━━━ Provided information ━━━

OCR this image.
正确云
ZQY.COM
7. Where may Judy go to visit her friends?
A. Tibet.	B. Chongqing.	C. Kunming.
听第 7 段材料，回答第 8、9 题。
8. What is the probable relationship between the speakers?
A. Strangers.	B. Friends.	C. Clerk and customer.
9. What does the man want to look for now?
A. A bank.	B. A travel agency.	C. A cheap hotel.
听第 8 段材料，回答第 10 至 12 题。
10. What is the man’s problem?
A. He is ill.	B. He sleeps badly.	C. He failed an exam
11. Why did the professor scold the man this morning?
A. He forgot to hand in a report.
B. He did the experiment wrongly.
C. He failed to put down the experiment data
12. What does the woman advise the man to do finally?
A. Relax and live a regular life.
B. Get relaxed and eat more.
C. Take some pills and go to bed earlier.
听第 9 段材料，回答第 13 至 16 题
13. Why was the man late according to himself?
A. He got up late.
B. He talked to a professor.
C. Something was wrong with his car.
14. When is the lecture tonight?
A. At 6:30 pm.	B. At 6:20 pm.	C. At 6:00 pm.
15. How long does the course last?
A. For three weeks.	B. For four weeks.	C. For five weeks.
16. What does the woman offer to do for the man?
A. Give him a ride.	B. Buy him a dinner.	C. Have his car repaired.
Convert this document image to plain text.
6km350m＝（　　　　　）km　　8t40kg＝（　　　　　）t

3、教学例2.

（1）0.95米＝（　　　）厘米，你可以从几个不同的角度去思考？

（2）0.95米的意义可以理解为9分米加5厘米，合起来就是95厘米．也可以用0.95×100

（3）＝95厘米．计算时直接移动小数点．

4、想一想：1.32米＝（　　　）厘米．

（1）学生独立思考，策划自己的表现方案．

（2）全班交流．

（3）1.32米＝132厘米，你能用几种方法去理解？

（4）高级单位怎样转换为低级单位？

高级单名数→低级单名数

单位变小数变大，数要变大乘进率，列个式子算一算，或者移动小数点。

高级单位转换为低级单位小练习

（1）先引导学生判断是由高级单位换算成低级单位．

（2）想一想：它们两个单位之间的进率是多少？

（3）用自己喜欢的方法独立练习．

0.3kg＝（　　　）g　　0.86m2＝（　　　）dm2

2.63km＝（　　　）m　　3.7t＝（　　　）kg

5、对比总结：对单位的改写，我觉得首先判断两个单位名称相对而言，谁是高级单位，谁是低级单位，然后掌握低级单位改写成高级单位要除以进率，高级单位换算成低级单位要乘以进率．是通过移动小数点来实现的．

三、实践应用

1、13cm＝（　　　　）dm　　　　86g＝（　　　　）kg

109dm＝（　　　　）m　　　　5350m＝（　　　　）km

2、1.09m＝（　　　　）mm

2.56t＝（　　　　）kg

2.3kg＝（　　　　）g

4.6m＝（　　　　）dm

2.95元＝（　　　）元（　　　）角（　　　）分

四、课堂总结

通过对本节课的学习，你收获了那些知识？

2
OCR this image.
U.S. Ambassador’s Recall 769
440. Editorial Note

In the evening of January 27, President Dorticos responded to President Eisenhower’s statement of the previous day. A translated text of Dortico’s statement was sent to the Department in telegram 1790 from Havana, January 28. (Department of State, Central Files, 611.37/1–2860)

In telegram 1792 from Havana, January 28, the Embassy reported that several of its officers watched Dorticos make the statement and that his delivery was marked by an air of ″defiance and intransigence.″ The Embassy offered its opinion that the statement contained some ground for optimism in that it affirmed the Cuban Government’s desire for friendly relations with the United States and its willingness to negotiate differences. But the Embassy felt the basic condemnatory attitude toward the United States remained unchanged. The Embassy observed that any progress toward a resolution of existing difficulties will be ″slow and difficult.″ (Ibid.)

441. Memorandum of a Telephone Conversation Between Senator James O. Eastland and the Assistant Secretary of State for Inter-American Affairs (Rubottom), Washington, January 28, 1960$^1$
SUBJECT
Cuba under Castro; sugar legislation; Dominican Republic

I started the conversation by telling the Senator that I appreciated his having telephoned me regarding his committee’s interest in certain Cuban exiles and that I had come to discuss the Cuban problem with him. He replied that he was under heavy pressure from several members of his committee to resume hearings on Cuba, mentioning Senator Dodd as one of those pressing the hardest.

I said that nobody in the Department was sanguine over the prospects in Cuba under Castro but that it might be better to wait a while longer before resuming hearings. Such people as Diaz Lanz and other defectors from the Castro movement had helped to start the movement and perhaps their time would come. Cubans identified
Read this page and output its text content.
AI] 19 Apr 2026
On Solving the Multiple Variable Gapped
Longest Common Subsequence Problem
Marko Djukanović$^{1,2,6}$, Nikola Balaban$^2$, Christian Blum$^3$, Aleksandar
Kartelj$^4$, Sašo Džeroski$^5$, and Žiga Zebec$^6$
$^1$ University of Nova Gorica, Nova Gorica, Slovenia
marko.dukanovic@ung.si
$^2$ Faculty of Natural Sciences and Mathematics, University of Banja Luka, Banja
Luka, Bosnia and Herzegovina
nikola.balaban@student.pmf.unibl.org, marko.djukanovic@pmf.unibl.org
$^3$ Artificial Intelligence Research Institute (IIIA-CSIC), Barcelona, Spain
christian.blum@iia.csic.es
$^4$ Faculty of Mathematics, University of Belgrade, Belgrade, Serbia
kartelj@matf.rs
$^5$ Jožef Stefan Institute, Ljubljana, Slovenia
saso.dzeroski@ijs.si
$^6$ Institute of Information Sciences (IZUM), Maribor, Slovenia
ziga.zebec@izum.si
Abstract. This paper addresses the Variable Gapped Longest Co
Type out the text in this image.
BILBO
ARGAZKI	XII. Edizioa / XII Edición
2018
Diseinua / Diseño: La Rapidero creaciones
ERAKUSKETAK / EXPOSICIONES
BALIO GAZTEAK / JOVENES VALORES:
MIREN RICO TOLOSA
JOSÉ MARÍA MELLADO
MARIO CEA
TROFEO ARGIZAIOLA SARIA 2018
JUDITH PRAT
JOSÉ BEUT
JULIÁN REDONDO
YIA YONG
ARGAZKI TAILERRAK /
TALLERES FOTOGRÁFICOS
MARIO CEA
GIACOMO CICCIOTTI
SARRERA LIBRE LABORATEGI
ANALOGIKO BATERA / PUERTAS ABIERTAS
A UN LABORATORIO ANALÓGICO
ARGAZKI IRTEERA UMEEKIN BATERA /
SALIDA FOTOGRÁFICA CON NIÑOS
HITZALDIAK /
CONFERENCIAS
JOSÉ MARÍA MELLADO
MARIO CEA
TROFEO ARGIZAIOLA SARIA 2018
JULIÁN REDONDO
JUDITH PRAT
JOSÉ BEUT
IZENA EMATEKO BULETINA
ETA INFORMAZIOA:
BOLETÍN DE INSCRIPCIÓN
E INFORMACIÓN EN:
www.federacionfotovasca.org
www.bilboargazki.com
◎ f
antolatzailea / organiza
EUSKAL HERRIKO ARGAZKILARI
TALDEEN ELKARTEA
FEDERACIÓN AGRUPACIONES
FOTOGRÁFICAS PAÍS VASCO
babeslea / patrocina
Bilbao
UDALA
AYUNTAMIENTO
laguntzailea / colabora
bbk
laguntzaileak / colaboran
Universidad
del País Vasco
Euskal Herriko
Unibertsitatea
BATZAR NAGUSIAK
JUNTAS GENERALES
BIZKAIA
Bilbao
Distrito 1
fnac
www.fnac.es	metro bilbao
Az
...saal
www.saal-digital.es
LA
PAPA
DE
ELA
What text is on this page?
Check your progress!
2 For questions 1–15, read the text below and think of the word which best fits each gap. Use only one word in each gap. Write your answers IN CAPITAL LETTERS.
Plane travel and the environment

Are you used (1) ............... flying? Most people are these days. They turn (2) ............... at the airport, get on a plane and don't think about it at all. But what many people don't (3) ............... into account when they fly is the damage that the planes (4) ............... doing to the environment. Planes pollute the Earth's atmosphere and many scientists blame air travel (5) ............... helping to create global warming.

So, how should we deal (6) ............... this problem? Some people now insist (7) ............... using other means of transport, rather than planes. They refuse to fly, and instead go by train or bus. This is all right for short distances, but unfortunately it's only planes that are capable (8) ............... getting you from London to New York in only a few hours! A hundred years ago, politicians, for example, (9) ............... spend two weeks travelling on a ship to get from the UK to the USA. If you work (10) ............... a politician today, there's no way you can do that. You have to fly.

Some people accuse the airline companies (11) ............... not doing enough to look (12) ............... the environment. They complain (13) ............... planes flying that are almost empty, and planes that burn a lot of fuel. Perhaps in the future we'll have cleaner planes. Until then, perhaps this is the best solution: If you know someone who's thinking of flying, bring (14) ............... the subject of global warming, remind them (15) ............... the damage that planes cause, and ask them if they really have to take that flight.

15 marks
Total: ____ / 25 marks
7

━━━

Give the count of lines in the data above that hold the string "January", with no additional words.

3